Source records:
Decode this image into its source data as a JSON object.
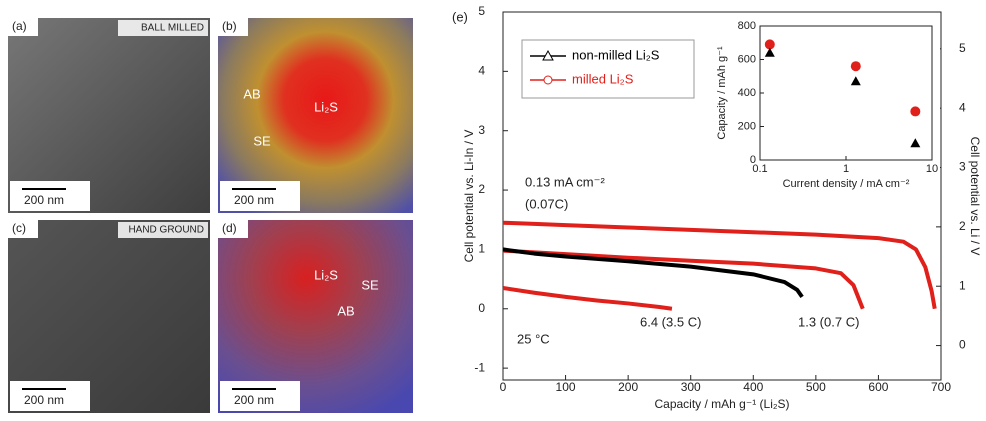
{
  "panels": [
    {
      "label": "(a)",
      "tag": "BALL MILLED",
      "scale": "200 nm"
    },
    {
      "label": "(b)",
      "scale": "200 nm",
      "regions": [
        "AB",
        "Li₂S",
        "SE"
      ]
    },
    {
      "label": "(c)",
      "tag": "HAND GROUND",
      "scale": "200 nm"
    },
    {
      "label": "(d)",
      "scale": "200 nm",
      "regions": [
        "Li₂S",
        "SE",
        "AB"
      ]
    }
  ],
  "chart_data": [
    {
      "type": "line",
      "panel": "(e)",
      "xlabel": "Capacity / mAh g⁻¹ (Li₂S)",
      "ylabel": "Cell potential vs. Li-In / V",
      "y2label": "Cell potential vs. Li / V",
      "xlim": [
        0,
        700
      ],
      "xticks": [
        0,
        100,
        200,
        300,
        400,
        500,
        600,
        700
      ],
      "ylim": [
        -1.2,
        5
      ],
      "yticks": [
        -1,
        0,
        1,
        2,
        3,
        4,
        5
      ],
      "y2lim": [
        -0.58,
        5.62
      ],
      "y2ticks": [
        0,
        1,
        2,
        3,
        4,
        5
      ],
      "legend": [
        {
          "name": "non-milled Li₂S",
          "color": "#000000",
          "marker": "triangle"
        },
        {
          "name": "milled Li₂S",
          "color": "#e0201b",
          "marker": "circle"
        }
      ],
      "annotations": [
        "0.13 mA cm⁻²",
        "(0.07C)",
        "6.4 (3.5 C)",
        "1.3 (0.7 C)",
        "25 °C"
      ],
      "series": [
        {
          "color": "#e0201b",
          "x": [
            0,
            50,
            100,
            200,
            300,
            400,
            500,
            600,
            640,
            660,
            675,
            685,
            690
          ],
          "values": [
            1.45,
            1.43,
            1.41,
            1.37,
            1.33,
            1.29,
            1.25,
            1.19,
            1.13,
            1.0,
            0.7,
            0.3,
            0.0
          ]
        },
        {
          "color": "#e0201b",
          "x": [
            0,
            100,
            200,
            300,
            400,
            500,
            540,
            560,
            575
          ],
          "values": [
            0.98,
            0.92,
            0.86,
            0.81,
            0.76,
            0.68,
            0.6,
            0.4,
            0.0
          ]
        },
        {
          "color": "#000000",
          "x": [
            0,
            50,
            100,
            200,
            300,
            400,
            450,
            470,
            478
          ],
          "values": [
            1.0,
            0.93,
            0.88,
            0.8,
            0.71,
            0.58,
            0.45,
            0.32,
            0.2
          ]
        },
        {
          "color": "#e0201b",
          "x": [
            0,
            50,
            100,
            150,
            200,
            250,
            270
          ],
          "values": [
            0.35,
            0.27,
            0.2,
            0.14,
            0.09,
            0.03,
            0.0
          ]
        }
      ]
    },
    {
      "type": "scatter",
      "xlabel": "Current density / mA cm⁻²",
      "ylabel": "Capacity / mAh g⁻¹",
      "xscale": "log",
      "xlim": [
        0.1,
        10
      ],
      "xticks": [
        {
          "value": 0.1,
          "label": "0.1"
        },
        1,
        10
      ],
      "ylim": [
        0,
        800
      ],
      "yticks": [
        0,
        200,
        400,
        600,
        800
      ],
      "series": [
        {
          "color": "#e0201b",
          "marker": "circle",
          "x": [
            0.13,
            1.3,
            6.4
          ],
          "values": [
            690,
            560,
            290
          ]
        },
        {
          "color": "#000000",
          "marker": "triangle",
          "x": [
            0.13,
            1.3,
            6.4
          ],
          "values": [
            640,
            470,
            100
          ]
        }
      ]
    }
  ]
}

Problem to solve:
The listing above must be printed again exactly, minus its pictures.

Reply to the task:
Decode this image into its source data as a JSON object.
{
  "panels": [
    {
      "label": "(a)",
      "tag": "BALL MILLED",
      "scale": "200 nm"
    },
    {
      "label": "(b)",
      "scale": "200 nm",
      "regions": [
        "AB",
        "Li₂S",
        "SE"
      ]
    },
    {
      "label": "(c)",
      "tag": "HAND GROUND",
      "scale": "200 nm"
    },
    {
      "label": "(d)",
      "scale": "200 nm",
      "regions": [
        "Li₂S",
        "SE",
        "AB"
      ]
    }
  ],
  "chart_data": [
    {
      "type": "line",
      "panel": "(e)",
      "xlabel": "Capacity / mAh g⁻¹ (Li₂S)",
      "ylabel": "Cell potential vs. Li-In / V",
      "y2label": "Cell potential vs. Li / V",
      "xlim": [
        0,
        700
      ],
      "xticks": [
        0,
        100,
        200,
        300,
        400,
        500,
        600,
        700
      ],
      "ylim": [
        -1.2,
        5
      ],
      "yticks": [
        -1,
        0,
        1,
        2,
        3,
        4,
        5
      ],
      "y2lim": [
        -0.58,
        5.62
      ],
      "y2ticks": [
        0,
        1,
        2,
        3,
        4,
        5
      ],
      "legend": [
        {
          "name": "non-milled Li₂S",
          "color": "#000000",
          "marker": "triangle"
        },
        {
          "name": "milled Li₂S",
          "color": "#e0201b",
          "marker": "circle"
        }
      ],
      "annotations": [
        "0.13 mA cm⁻²",
        "(0.07C)",
        "6.4 (3.5 C)",
        "1.3 (0.7 C)",
        "25 °C"
      ],
      "series": [
        {
          "color": "#e0201b",
          "x": [
            0,
            50,
            100,
            200,
            300,
            400,
            500,
            600,
            640,
            660,
            675,
            685,
            690
          ],
          "values": [
            1.45,
            1.43,
            1.41,
            1.37,
            1.33,
            1.29,
            1.25,
            1.19,
            1.13,
            1.0,
            0.7,
            0.3,
            0.0
          ]
        },
        {
          "color": "#e0201b",
          "x": [
            0,
            100,
            200,
            300,
            400,
            500,
            540,
            560,
            575
          ],
          "values": [
            0.98,
            0.92,
            0.86,
            0.81,
            0.76,
            0.68,
            0.6,
            0.4,
            0.0
          ]
        },
        {
          "color": "#000000",
          "x": [
            0,
            50,
            100,
            200,
            300,
            400,
            450,
            470,
            478
          ],
          "values": [
            1.0,
            0.93,
            0.88,
            0.8,
            0.71,
            0.58,
            0.45,
            0.32,
            0.2
          ]
        },
        {
          "color": "#e0201b",
          "x": [
            0,
            50,
            100,
            150,
            200,
            250,
            270
          ],
          "values": [
            0.35,
            0.27,
            0.2,
            0.14,
            0.09,
            0.03,
            0.0
          ]
        }
      ]
    },
    {
      "type": "scatter",
      "xlabel": "Current density / mA cm⁻²",
      "ylabel": "Capacity / mAh g⁻¹",
      "xscale": "log",
      "xlim": [
        0.1,
        10
      ],
      "xticks": [
        {
          "value": 0.1,
          "label": "0.1"
        },
        1,
        10
      ],
      "ylim": [
        0,
        800
      ],
      "yticks": [
        0,
        200,
        400,
        600,
        800
      ],
      "series": [
        {
          "color": "#e0201b",
          "marker": "circle",
          "x": [
            0.13,
            1.3,
            6.4
          ],
          "values": [
            690,
            560,
            290
          ]
        },
        {
          "color": "#000000",
          "marker": "triangle",
          "x": [
            0.13,
            1.3,
            6.4
          ],
          "values": [
            640,
            470,
            100
          ]
        }
      ]
    }
  ]
}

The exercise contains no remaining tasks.